● Set exercise: Reproduce the records below exactly as they appear, omitting any pictures they contain.

● Provided information:
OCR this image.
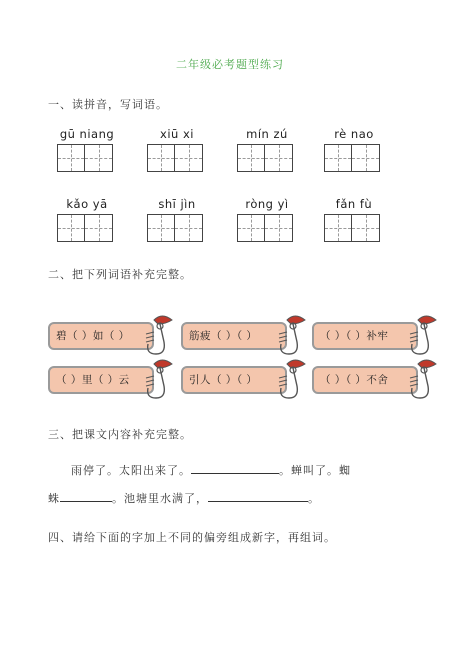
二年级必考题型练习
一、读拼音，写词语。
gū niang	xiū xi	mín zú	rè nao
kǎo yā	shī jìn	ròng yì	fǎn fù
二、把下列词语补充完整。
碧（ ）如（ ）	筋疲（ ）（ ）	（ ）（ ）补牢
（ ）里（ ）云	引人（ ）（ ）	（ ）（ ）不舍
三、把课文内容补充完整。
雨停了。太阳出来了。	。蝉叫了。蜘
蛛	。池塘里水满了，	。
四、请给下面的字加上不同的偏旁组成新字，再组词。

● Response to the exercise:
OCR this image.
二年级必考题型练习
一、读拼音，写词语。
gū niang	xiū xi	mín zú	rè nao
kǎo yā	shī jìn	ròng yì	fǎn fù
二、把下列词语补充完整。
碧（ ）如（ ）	筋疲（ ）（ ）	（ ）（ ）补牢
（ ）里（ ）云	引人（ ）（ ）	（ ）（ ）不舍
三、把课文内容补充完整。
雨停了。太阳出来了。	。蝉叫了。蜘
蛛	。池塘里水满了，	。
四、请给下面的字加上不同的偏旁组成新字，再组词。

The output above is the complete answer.